→ **Exercise brief**: Give every line of the records below as a JSON list of strings, one string per line, with blank lines left out. Omit the pictures from the answer.

::: Stored rows

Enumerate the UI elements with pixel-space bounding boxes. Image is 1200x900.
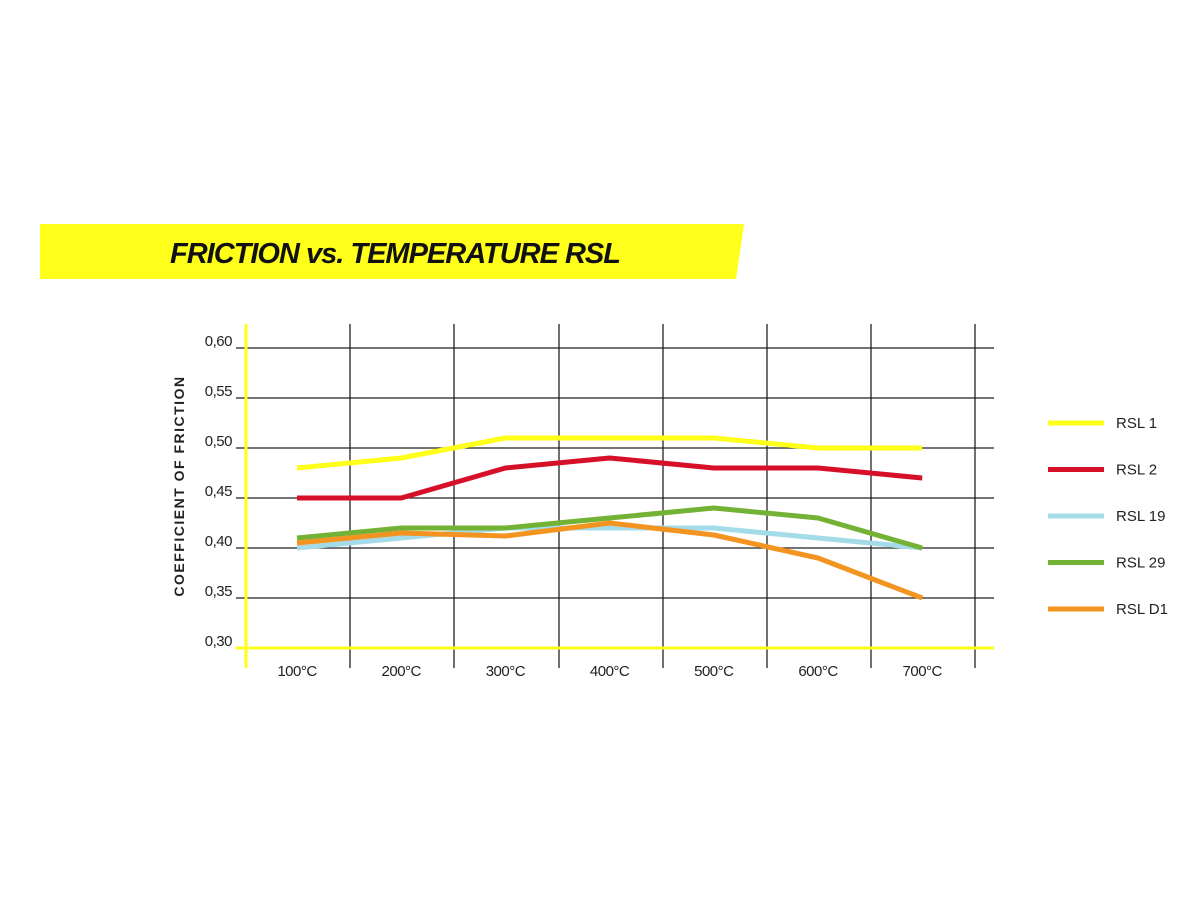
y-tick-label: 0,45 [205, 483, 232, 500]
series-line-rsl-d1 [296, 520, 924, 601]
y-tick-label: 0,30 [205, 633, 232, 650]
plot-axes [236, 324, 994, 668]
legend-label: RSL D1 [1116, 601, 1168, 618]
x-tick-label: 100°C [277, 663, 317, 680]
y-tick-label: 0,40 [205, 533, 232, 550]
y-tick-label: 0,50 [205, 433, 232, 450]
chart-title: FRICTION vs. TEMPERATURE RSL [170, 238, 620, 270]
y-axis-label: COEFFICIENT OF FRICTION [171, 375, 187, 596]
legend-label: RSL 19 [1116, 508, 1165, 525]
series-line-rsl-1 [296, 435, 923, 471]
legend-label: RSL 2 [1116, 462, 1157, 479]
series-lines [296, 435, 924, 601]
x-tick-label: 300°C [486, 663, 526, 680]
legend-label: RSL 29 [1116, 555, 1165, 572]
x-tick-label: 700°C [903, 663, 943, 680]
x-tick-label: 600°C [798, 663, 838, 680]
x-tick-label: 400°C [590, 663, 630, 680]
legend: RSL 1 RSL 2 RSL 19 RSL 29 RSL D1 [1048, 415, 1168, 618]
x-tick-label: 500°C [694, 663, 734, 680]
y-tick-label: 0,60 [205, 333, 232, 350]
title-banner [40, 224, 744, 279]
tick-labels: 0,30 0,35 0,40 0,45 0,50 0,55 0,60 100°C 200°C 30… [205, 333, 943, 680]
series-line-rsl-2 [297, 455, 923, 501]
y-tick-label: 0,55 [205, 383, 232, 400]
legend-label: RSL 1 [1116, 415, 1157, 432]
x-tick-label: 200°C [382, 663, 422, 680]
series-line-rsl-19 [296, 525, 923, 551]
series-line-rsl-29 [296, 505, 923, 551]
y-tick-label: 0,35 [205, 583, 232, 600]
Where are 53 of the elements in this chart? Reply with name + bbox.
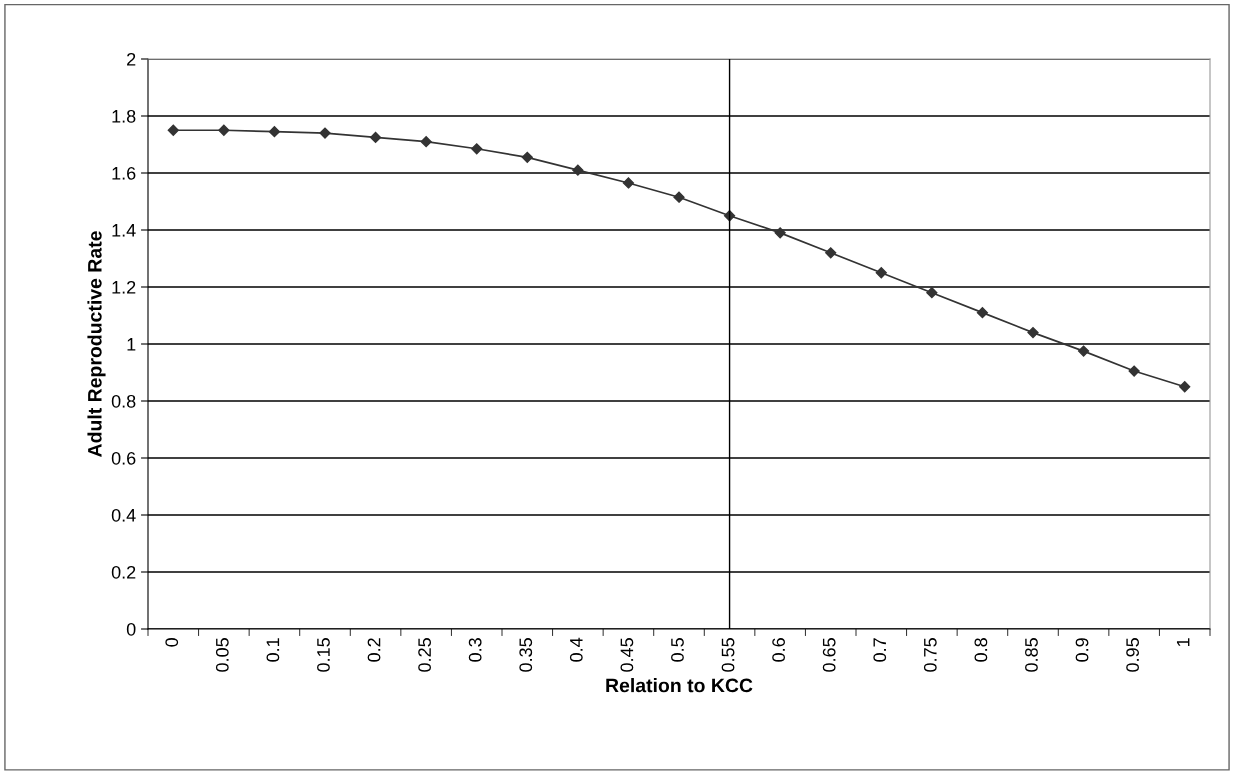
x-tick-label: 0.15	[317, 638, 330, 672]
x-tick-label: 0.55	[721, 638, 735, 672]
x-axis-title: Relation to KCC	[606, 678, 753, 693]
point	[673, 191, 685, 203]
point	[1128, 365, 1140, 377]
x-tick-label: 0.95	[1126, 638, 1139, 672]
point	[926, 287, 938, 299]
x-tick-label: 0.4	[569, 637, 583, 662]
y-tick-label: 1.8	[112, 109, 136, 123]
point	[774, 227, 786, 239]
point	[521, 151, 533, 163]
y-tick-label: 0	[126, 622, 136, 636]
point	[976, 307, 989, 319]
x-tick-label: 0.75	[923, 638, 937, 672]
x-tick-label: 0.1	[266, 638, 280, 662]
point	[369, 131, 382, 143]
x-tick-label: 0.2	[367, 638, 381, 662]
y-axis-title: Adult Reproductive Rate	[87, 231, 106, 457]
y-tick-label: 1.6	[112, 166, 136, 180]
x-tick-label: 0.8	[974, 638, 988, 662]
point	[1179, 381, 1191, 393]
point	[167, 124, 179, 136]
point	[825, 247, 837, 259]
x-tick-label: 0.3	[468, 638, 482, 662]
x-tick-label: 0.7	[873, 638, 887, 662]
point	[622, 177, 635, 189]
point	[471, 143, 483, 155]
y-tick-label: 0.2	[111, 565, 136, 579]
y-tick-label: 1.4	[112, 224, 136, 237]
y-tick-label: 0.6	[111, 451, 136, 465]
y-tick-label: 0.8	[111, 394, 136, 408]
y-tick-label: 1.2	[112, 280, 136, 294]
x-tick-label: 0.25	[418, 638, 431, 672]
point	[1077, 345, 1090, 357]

::::::

→ **Output of the task**:
[
  "Enumerate the UI elements with pixel-space bounding boxes. Image is 1200x900.",
  "y-tick-label: 0,45 [205, 483, 232, 500]",
  "series-line-rsl-d1 [296, 520, 924, 601]",
  "y-tick-label: 0,30 [205, 633, 232, 650]",
  "plot-axes [236, 324, 994, 668]",
  "legend-label: RSL D1 [1116, 601, 1168, 618]",
  "x-tick-label: 100°C [277, 663, 317, 680]",
  "y-tick-label: 0,40 [205, 533, 232, 550]",
  "y-tick-label: 0,50 [205, 433, 232, 450]",
  "chart-title: FRICTION vs. TEMPERATURE RSL [170, 238, 620, 270]",
  "y-axis-label: COEFFICIENT OF FRICTION [171, 375, 187, 596]",
  "legend-label: RSL 19 [1116, 508, 1165, 525]",
  "series-line-rsl-1 [296, 435, 923, 471]",
  "legend-label: RSL 2 [1116, 462, 1157, 479]",
  "series-lines [296, 435, 924, 601]",
  "x-tick-label: 300°C [486, 663, 526, 680]",
  "legend-label: RSL 29 [1116, 555, 1165, 572]",
  "x-tick-label: 700°C [903, 663, 943, 680]",
  "x-tick-label: 600°C [798, 663, 838, 680]",
  "x-tick-label: 400°C [590, 663, 630, 680]",
  "legend: RSL 1 RSL 2 RSL 19 RSL 29 RSL D1 [1048, 415, 1168, 618]",
  "x-tick-label: 500°C [694, 663, 734, 680]",
  "y-tick-label: 0,60 [205, 333, 232, 350]",
  "title-banner [40, 224, 744, 279]",
  "tick-labels: 0,30 0,35 0,40 0,45 0,50 0,55 0,60 100°C 200°C 30… [205, 333, 943, 680]",
  "series-line-rsl-2 [297, 455, 923, 501]",
  "y-tick-label: 0,55 [205, 383, 232, 400]",
  "legend-label: RSL 1 [1116, 415, 1157, 432]",
  "x-tick-label: 200°C [382, 663, 422, 680]",
  "series-line-rsl-19 [296, 525, 923, 551]",
  "series-line-rsl-29 [296, 505, 923, 551]",
  "y-tick-label: 0,35 [205, 583, 232, 600]",
  "Where are 53 of the elements in this chart? Reply with name + bbox.",
  "x-tick-label: 0.15\t[317, 638, 330, 672]",
  "x-tick-label: 0.55\t[721, 638, 735, 672]",
  "x-axis-title: Relation to KCC\t[606, 678, 753, 693]",
  "point\t[673, 191, 685, 203]",
  "point\t[1128, 365, 1140, 377]",
  "x-tick-label: 0.95\t[1126, 638, 1139, 672]",
  "point\t[926, 287, 938, 299]",
  "x-tick-label: 0.4\t[569, 637, 583, 662]",
  "y-tick-label: 1.8\t[112, 109, 136, 123]",
  "point\t[774, 227, 786, 239]",
  "point\t[521, 151, 533, 163]",
  "y-tick-label: 0\t[126, 622, 136, 636]",
  "point\t[976, 307, 989, 319]",
  "x-tick-label: 0.75\t[923, 638, 937, 672]",
  "x-tick-label: 0.1\t[266, 638, 280, 662]",
  "point\t[369, 131, 382, 143]",
  "x-tick-label: 0.2\t[367, 638, 381, 662]",
  "y-axis-title: Adult Reproductive Rate\t[87, 231, 106, 457]",
  "y-tick-label: 1.6\t[112, 166, 136, 180]",
  "x-tick-label: 0.8\t[974, 638, 988, 662]",
  "point\t[1179, 381, 1191, 393]",
  "point\t[167, 124, 179, 136]",
  "point\t[825, 247, 837, 259]",
  "x-tick-label: 0.3\t[468, 638, 482, 662]",
  "x-tick-label: 0.7\t[873, 638, 887, 662]",
  "point\t[622, 177, 635, 189]",
  "point\t[471, 143, 483, 155]",
  "y-tick-label: 0.2\t[111, 565, 136, 579]",
  "y-tick-label: 1.4\t[112, 224, 136, 237]",
  "y-tick-label: 0.6\t[111, 451, 136, 465]",
  "y-tick-label: 0.8\t[111, 394, 136, 408]",
  "y-tick-label: 1.2\t[112, 280, 136, 294]",
  "x-tick-label: 0.25\t[418, 638, 431, 672]",
  "point\t[1077, 345, 1090, 357]"
]